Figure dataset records
----------------------------------------

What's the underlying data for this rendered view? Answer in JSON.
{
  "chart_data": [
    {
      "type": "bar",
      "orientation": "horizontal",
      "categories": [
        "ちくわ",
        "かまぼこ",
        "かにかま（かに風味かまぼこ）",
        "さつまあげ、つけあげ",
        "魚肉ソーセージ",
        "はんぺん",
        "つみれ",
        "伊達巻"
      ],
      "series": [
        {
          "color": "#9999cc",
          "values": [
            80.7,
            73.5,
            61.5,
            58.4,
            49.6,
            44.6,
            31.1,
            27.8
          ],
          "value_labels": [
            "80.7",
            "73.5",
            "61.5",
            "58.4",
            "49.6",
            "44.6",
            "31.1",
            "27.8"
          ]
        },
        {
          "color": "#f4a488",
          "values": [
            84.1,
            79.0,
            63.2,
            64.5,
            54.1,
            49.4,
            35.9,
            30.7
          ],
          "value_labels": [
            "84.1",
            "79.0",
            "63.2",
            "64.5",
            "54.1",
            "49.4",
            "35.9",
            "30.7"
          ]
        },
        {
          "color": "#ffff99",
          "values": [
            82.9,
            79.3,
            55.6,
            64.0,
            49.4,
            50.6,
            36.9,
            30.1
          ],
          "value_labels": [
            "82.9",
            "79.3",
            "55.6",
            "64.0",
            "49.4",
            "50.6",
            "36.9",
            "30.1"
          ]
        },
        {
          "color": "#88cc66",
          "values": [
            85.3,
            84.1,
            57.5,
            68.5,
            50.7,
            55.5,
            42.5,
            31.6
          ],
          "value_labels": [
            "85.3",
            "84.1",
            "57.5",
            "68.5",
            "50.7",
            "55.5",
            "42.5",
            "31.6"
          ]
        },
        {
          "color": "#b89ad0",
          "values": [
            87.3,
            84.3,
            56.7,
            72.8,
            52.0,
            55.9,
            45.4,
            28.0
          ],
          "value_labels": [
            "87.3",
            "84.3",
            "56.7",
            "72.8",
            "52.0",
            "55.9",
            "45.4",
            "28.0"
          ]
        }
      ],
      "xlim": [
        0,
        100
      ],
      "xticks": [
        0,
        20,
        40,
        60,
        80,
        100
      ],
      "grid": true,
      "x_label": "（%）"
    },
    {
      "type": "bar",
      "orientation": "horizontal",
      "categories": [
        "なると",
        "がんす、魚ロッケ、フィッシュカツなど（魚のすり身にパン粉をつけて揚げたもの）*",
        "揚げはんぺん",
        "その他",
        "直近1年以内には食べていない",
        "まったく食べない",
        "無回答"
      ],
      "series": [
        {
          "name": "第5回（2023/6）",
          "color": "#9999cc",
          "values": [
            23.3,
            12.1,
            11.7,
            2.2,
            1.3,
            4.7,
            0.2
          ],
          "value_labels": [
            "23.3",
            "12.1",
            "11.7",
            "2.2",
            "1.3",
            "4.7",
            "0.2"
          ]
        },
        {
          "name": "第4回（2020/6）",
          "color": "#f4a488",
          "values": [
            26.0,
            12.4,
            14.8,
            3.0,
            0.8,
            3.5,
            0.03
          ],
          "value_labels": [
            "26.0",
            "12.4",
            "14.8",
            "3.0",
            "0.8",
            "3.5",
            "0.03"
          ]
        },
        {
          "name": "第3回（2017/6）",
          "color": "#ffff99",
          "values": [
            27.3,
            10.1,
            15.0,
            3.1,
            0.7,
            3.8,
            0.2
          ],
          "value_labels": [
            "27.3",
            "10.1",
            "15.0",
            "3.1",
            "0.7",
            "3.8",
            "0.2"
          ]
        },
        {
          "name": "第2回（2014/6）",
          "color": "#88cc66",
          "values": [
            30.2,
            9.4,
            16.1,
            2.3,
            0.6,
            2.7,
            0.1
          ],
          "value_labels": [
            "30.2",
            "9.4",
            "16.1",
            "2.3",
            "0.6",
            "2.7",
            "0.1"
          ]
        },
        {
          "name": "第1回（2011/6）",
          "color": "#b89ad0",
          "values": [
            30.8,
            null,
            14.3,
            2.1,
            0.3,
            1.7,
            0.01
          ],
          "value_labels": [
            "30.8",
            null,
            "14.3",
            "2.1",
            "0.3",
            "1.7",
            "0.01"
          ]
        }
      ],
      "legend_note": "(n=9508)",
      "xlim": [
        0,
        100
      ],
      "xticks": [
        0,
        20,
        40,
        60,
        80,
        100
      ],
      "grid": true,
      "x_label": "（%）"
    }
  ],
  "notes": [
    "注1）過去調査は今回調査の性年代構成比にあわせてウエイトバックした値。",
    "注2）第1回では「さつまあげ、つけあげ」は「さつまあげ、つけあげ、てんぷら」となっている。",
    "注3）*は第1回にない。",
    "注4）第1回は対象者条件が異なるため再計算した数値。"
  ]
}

----------------------------------------

Emit the records above again, exactly, with no line skipped.

__EXPECTED ANSWER__.
What's the underlying data for this rendered view? Answer in JSON.
{
  "chart_data": [
    {
      "type": "bar",
      "orientation": "horizontal",
      "categories": [
        "ちくわ",
        "かまぼこ",
        "かにかま（かに風味かまぼこ）",
        "さつまあげ、つけあげ",
        "魚肉ソーセージ",
        "はんぺん",
        "つみれ",
        "伊達巻"
      ],
      "series": [
        {
          "color": "#9999cc",
          "values": [
            80.7,
            73.5,
            61.5,
            58.4,
            49.6,
            44.6,
            31.1,
            27.8
          ],
          "value_labels": [
            "80.7",
            "73.5",
            "61.5",
            "58.4",
            "49.6",
            "44.6",
            "31.1",
            "27.8"
          ]
        },
        {
          "color": "#f4a488",
          "values": [
            84.1,
            79.0,
            63.2,
            64.5,
            54.1,
            49.4,
            35.9,
            30.7
          ],
          "value_labels": [
            "84.1",
            "79.0",
            "63.2",
            "64.5",
            "54.1",
            "49.4",
            "35.9",
            "30.7"
          ]
        },
        {
          "color": "#ffff99",
          "values": [
            82.9,
            79.3,
            55.6,
            64.0,
            49.4,
            50.6,
            36.9,
            30.1
          ],
          "value_labels": [
            "82.9",
            "79.3",
            "55.6",
            "64.0",
            "49.4",
            "50.6",
            "36.9",
            "30.1"
          ]
        },
        {
          "color": "#88cc66",
          "values": [
            85.3,
            84.1,
            57.5,
            68.5,
            50.7,
            55.5,
            42.5,
            31.6
          ],
          "value_labels": [
            "85.3",
            "84.1",
            "57.5",
            "68.5",
            "50.7",
            "55.5",
            "42.5",
            "31.6"
          ]
        },
        {
          "color": "#b89ad0",
          "values": [
            87.3,
            84.3,
            56.7,
            72.8,
            52.0,
            55.9,
            45.4,
            28.0
          ],
          "value_labels": [
            "87.3",
            "84.3",
            "56.7",
            "72.8",
            "52.0",
            "55.9",
            "45.4",
            "28.0"
          ]
        }
      ],
      "xlim": [
        0,
        100
      ],
      "xticks": [
        0,
        20,
        40,
        60,
        80,
        100
      ],
      "grid": true,
      "x_label": "（%）"
    },
    {
      "type": "bar",
      "orientation": "horizontal",
      "categories": [
        "なると",
        "がんす、魚ロッケ、フィッシュカツなど（魚のすり身にパン粉をつけて揚げたもの）*",
        "揚げはんぺん",
        "その他",
        "直近1年以内には食べていない",
        "まったく食べない",
        "無回答"
      ],
      "series": [
        {
          "name": "第5回（2023/6）",
          "color": "#9999cc",
          "values": [
            23.3,
            12.1,
            11.7,
            2.2,
            1.3,
            4.7,
            0.2
          ],
          "value_labels": [
            "23.3",
            "12.1",
            "11.7",
            "2.2",
            "1.3",
            "4.7",
            "0.2"
          ]
        },
        {
          "name": "第4回（2020/6）",
          "color": "#f4a488",
          "values": [
            26.0,
            12.4,
            14.8,
            3.0,
            0.8,
            3.5,
            0.03
          ],
          "value_labels": [
            "26.0",
            "12.4",
            "14.8",
            "3.0",
            "0.8",
            "3.5",
            "0.03"
          ]
        },
        {
          "name": "第3回（2017/6）",
          "color": "#ffff99",
          "values": [
            27.3,
            10.1,
            15.0,
            3.1,
            0.7,
            3.8,
            0.2
          ],
          "value_labels": [
            "27.3",
            "10.1",
            "15.0",
            "3.1",
            "0.7",
            "3.8",
            "0.2"
          ]
        },
        {
          "name": "第2回（2014/6）",
          "color": "#88cc66",
          "values": [
            30.2,
            9.4,
            16.1,
            2.3,
            0.6,
            2.7,
            0.1
          ],
          "value_labels": [
            "30.2",
            "9.4",
            "16.1",
            "2.3",
            "0.6",
            "2.7",
            "0.1"
          ]
        },
        {
          "name": "第1回（2011/6）",
          "color": "#b89ad0",
          "values": [
            30.8,
            null,
            14.3,
            2.1,
            0.3,
            1.7,
            0.01
          ],
          "value_labels": [
            "30.8",
            null,
            "14.3",
            "2.1",
            "0.3",
            "1.7",
            "0.01"
          ]
        }
      ],
      "legend_note": "(n=9508)",
      "xlim": [
        0,
        100
      ],
      "xticks": [
        0,
        20,
        40,
        60,
        80,
        100
      ],
      "grid": true,
      "x_label": "（%）"
    }
  ],
  "notes": [
    "注1）過去調査は今回調査の性年代構成比にあわせてウエイトバックした値。",
    "注2）第1回では「さつまあげ、つけあげ」は「さつまあげ、つけあげ、てんぷら」となっている。",
    "注3）*は第1回にない。",
    "注4）第1回は対象者条件が異なるため再計算した数値。"
  ]
}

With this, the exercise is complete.